● GIVEN INFORMATION
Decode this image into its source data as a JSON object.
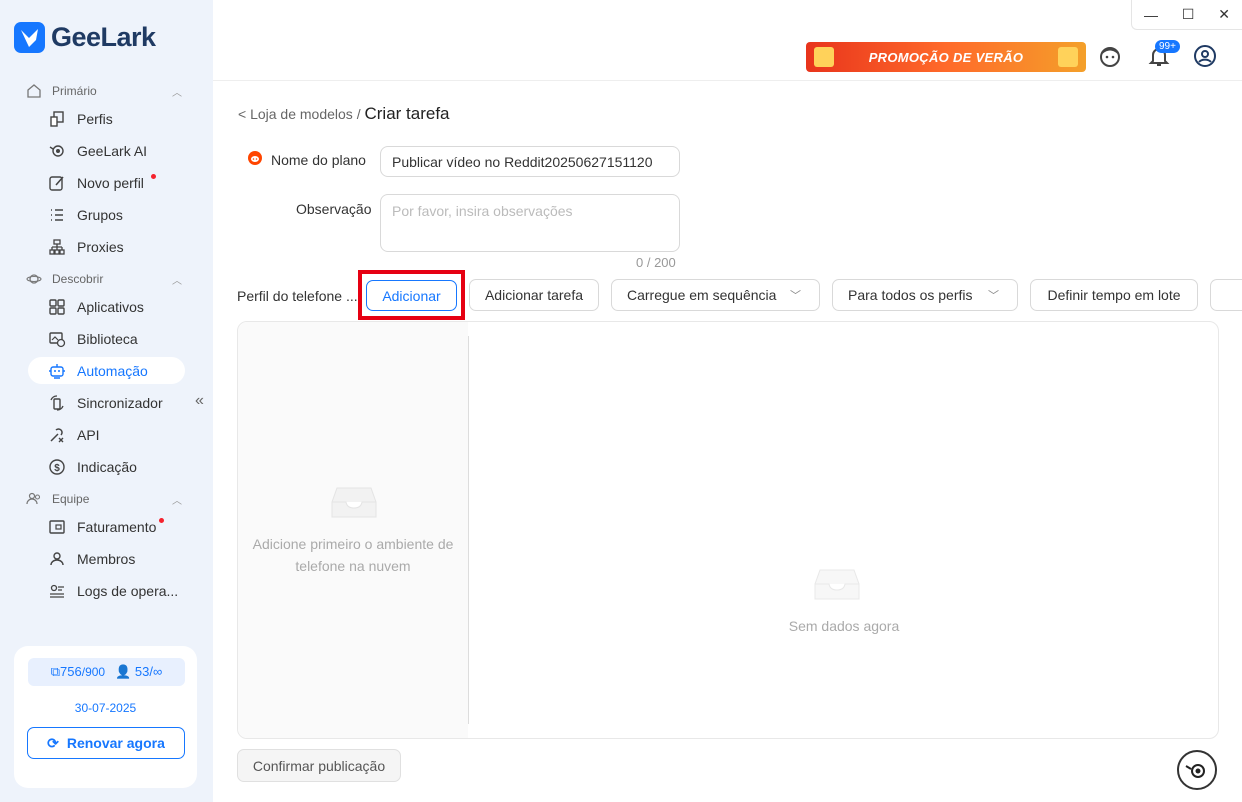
{
  "app": {
    "name": "GeeLark"
  },
  "window": {
    "minimize": "—",
    "maximize": "☐",
    "close": "✕"
  },
  "sidebar": {
    "sections": [
      {
        "title": "Primário",
        "items": [
          "Perfis",
          "GeeLark AI",
          "Novo perfil",
          "Grupos",
          "Proxies"
        ]
      },
      {
        "title": "Descobrir",
        "items": [
          "Aplicativos",
          "Biblioteca",
          "Automação",
          "Sincronizador",
          "API",
          "Indicação"
        ]
      },
      {
        "title": "Equipe",
        "items": [
          "Faturamento",
          "Membros",
          "Logs de opera..."
        ]
      }
    ],
    "active": "Automação",
    "quota": {
      "profiles_used": "756",
      "profiles_total": "/900",
      "members_used": "53",
      "members_total": "/∞"
    },
    "expiry_date": "30-07-2025",
    "renew_label": "Renovar agora"
  },
  "topbar": {
    "promo": "PROMOÇÃO DE VERÃO",
    "notifications_badge": "99+"
  },
  "breadcrumb": {
    "parent": "< Loja de modelos",
    "separator": " / ",
    "current": "Criar tarefa"
  },
  "form": {
    "plan_label": "Nome do plano",
    "plan_value": "Publicar vídeo no Reddit20250627151120",
    "notes_label": "Observação",
    "notes_placeholder": "Por favor, insira observações",
    "notes_counter": "0 / 200",
    "profile_label": "Perfil do telefone ..."
  },
  "toolbar": {
    "add": "Adicionar",
    "add_task": "Adicionar tarefa",
    "upload_mode": "Carregue em sequência",
    "apply_to": "Para todos os perfis",
    "batch_time": "Definir tempo em lote"
  },
  "panel": {
    "left_empty": "Adicione primeiro o ambiente de telefone na nuvem",
    "right_empty": "Sem dados agora"
  },
  "footer": {
    "confirm": "Confirmar publicação"
  },
  "colors": {
    "accent": "#1677ff",
    "highlight": "#e60012",
    "sidebar_bg": "#eef3fb"
  }
}
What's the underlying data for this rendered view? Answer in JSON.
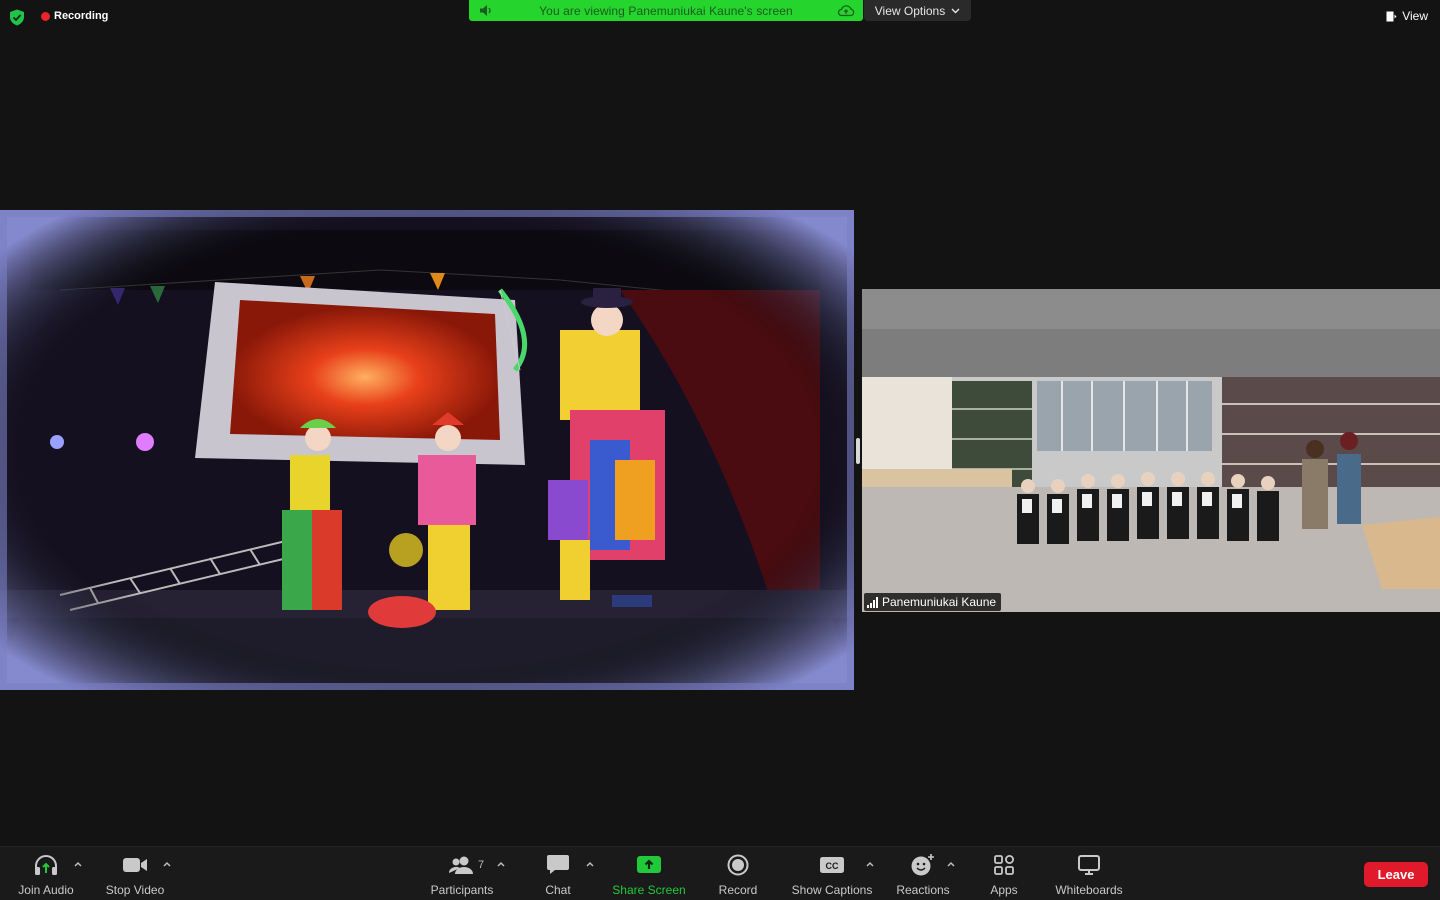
{
  "topbar": {
    "recording_label": "Recording",
    "banner_text": "You are viewing Panemuniukai Kaune's screen",
    "view_options_label": "View Options",
    "view_label": "View",
    "banner_color": "#25d42c",
    "record_dot_color": "#e8262a"
  },
  "video": {
    "participant_name": "Panemuniukai Kaune"
  },
  "toolbar": {
    "join_audio": "Join Audio",
    "stop_video": "Stop Video",
    "participants": "Participants",
    "participants_count": "7",
    "chat": "Chat",
    "share_screen": "Share Screen",
    "record": "Record",
    "show_captions": "Show Captions",
    "reactions": "Reactions",
    "apps": "Apps",
    "whiteboards": "Whiteboards",
    "leave": "Leave",
    "accent_green": "#21c93a",
    "leave_color": "#e0192b"
  }
}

● EXERCISE
Leave out the pictures and print each record exactly as it stands.

● SOLUTION FOR THIS PROBLEM
Decode this image into its source data as a JSON object.
{
  "app": {
    "name": "GeeLark"
  },
  "window": {
    "minimize": "—",
    "maximize": "☐",
    "close": "✕"
  },
  "sidebar": {
    "sections": [
      {
        "title": "Primário",
        "items": [
          "Perfis",
          "GeeLark AI",
          "Novo perfil",
          "Grupos",
          "Proxies"
        ]
      },
      {
        "title": "Descobrir",
        "items": [
          "Aplicativos",
          "Biblioteca",
          "Automação",
          "Sincronizador",
          "API",
          "Indicação"
        ]
      },
      {
        "title": "Equipe",
        "items": [
          "Faturamento",
          "Membros",
          "Logs de opera..."
        ]
      }
    ],
    "active": "Automação",
    "quota": {
      "profiles_used": "756",
      "profiles_total": "/900",
      "members_used": "53",
      "members_total": "/∞"
    },
    "expiry_date": "30-07-2025",
    "renew_label": "Renovar agora"
  },
  "topbar": {
    "promo": "PROMOÇÃO DE VERÃO",
    "notifications_badge": "99+"
  },
  "breadcrumb": {
    "parent": "< Loja de modelos",
    "separator": " / ",
    "current": "Criar tarefa"
  },
  "form": {
    "plan_label": "Nome do plano",
    "plan_value": "Publicar vídeo no Reddit20250627151120",
    "notes_label": "Observação",
    "notes_placeholder": "Por favor, insira observações",
    "notes_counter": "0 / 200",
    "profile_label": "Perfil do telefone ..."
  },
  "toolbar": {
    "add": "Adicionar",
    "add_task": "Adicionar tarefa",
    "upload_mode": "Carregue em sequência",
    "apply_to": "Para todos os perfis",
    "batch_time": "Definir tempo em lote"
  },
  "panel": {
    "left_empty": "Adicione primeiro o ambiente de telefone na nuvem",
    "right_empty": "Sem dados agora"
  },
  "footer": {
    "confirm": "Confirmar publicação"
  },
  "colors": {
    "accent": "#1677ff",
    "highlight": "#e60012",
    "sidebar_bg": "#eef3fb"
  }
}
What's the underlying data for this rendered view? Answer in JSON.
{
  "topbar": {
    "recording_label": "Recording",
    "banner_text": "You are viewing Panemuniukai Kaune's screen",
    "view_options_label": "View Options",
    "view_label": "View",
    "banner_color": "#25d42c",
    "record_dot_color": "#e8262a"
  },
  "video": {
    "participant_name": "Panemuniukai Kaune"
  },
  "toolbar": {
    "join_audio": "Join Audio",
    "stop_video": "Stop Video",
    "participants": "Participants",
    "participants_count": "7",
    "chat": "Chat",
    "share_screen": "Share Screen",
    "record": "Record",
    "show_captions": "Show Captions",
    "reactions": "Reactions",
    "apps": "Apps",
    "whiteboards": "Whiteboards",
    "leave": "Leave",
    "accent_green": "#21c93a",
    "leave_color": "#e0192b"
  }
}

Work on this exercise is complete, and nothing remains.